__REQUIRED TASK__.
Give the count of lines in the data that include "autorů", with no other words.

__RECORDS PROVIDED__.
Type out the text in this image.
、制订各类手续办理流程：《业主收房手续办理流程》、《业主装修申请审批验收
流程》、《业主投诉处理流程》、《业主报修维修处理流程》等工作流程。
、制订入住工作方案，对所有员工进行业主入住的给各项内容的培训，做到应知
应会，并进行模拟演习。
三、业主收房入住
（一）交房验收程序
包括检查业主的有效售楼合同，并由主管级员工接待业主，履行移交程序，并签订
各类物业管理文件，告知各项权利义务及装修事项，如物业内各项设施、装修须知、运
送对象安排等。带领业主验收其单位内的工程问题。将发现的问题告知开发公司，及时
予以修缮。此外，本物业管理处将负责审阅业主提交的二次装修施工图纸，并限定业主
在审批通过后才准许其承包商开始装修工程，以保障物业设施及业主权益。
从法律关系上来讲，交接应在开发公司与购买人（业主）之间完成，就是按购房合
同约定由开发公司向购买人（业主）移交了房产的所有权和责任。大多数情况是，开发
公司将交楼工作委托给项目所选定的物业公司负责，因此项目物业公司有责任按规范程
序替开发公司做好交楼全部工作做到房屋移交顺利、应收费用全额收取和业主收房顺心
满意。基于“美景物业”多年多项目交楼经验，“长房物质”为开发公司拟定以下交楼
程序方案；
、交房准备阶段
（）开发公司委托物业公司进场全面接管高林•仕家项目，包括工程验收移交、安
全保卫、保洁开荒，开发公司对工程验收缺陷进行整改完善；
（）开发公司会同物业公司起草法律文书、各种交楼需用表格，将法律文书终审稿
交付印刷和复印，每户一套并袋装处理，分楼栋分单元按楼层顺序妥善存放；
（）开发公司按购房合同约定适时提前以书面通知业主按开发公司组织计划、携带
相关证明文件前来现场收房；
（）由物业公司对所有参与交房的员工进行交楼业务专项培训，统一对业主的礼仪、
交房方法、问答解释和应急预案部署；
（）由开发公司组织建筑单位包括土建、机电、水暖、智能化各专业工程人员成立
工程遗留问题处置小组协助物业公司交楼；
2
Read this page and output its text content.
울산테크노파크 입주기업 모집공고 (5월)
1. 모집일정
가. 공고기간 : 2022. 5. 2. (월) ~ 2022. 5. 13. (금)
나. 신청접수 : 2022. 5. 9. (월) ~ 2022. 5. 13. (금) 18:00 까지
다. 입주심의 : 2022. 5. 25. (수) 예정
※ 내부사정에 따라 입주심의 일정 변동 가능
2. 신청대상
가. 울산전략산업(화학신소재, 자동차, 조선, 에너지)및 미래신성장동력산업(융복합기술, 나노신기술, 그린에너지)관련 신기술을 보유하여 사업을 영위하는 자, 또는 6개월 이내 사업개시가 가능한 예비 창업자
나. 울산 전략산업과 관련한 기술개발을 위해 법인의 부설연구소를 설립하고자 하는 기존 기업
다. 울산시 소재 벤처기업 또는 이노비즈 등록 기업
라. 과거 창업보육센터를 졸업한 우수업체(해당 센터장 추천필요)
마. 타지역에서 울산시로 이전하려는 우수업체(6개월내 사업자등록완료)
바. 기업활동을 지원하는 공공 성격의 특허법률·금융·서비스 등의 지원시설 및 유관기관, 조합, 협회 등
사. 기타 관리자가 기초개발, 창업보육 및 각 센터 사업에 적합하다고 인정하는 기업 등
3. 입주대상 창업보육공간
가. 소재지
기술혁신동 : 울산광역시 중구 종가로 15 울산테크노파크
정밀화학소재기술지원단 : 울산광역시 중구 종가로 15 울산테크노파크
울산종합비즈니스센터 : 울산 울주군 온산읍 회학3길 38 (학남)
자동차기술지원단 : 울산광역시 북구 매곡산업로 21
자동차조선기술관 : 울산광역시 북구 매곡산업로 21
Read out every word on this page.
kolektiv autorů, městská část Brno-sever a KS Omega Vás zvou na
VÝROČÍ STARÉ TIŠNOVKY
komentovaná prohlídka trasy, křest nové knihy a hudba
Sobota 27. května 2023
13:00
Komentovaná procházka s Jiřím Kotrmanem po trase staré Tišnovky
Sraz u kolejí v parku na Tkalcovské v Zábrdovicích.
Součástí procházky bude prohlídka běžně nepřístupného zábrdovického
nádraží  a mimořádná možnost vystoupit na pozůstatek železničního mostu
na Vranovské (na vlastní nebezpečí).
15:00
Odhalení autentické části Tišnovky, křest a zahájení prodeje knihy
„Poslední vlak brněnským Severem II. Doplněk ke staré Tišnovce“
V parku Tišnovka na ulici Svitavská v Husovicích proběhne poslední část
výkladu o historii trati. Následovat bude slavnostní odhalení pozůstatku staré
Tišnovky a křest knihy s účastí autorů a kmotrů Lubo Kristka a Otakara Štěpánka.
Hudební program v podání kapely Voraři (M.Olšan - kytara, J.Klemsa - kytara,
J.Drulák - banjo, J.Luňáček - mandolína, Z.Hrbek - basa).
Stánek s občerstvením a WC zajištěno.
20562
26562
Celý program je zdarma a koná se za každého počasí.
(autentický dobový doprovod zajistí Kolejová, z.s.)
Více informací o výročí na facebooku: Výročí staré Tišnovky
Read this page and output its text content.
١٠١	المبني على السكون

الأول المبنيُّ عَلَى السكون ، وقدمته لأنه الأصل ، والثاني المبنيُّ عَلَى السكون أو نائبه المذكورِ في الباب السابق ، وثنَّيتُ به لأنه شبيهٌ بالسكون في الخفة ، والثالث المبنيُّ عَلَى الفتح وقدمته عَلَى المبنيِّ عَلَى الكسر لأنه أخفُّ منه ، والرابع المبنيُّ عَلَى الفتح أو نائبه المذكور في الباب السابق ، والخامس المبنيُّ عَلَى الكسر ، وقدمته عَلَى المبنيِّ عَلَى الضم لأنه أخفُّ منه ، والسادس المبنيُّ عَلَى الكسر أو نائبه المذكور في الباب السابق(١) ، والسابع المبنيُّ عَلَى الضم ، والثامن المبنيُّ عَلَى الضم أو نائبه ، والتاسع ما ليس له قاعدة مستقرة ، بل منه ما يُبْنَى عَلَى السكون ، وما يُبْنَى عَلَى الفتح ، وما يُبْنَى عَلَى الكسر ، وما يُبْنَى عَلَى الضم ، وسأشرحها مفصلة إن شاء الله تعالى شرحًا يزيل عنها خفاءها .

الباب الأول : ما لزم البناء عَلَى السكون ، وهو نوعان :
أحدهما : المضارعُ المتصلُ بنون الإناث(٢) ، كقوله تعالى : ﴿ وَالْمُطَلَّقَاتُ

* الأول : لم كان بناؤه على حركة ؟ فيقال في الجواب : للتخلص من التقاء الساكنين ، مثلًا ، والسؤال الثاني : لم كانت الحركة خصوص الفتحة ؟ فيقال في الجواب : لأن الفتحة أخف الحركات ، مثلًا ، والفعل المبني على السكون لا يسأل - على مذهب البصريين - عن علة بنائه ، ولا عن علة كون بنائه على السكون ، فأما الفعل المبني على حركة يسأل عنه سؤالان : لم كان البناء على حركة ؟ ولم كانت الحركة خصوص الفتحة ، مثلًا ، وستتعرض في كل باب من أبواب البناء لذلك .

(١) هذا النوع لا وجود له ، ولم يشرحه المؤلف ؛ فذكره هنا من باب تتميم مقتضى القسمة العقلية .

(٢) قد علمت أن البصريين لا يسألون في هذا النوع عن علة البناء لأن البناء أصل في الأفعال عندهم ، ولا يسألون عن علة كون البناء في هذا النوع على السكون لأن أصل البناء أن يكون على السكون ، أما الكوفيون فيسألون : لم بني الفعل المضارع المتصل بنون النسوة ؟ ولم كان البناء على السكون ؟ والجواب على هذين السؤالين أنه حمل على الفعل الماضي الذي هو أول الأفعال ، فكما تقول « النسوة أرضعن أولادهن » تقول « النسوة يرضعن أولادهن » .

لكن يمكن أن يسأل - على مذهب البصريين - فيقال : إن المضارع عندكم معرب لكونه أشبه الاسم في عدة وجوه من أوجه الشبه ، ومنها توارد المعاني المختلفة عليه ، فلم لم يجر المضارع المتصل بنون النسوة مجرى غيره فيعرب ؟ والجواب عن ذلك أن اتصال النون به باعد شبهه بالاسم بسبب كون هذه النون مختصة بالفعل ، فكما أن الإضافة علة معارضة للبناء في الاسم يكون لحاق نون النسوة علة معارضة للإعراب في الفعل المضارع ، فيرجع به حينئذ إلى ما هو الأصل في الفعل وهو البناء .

__OUTPUT FOR THIS EXERCISE__.
2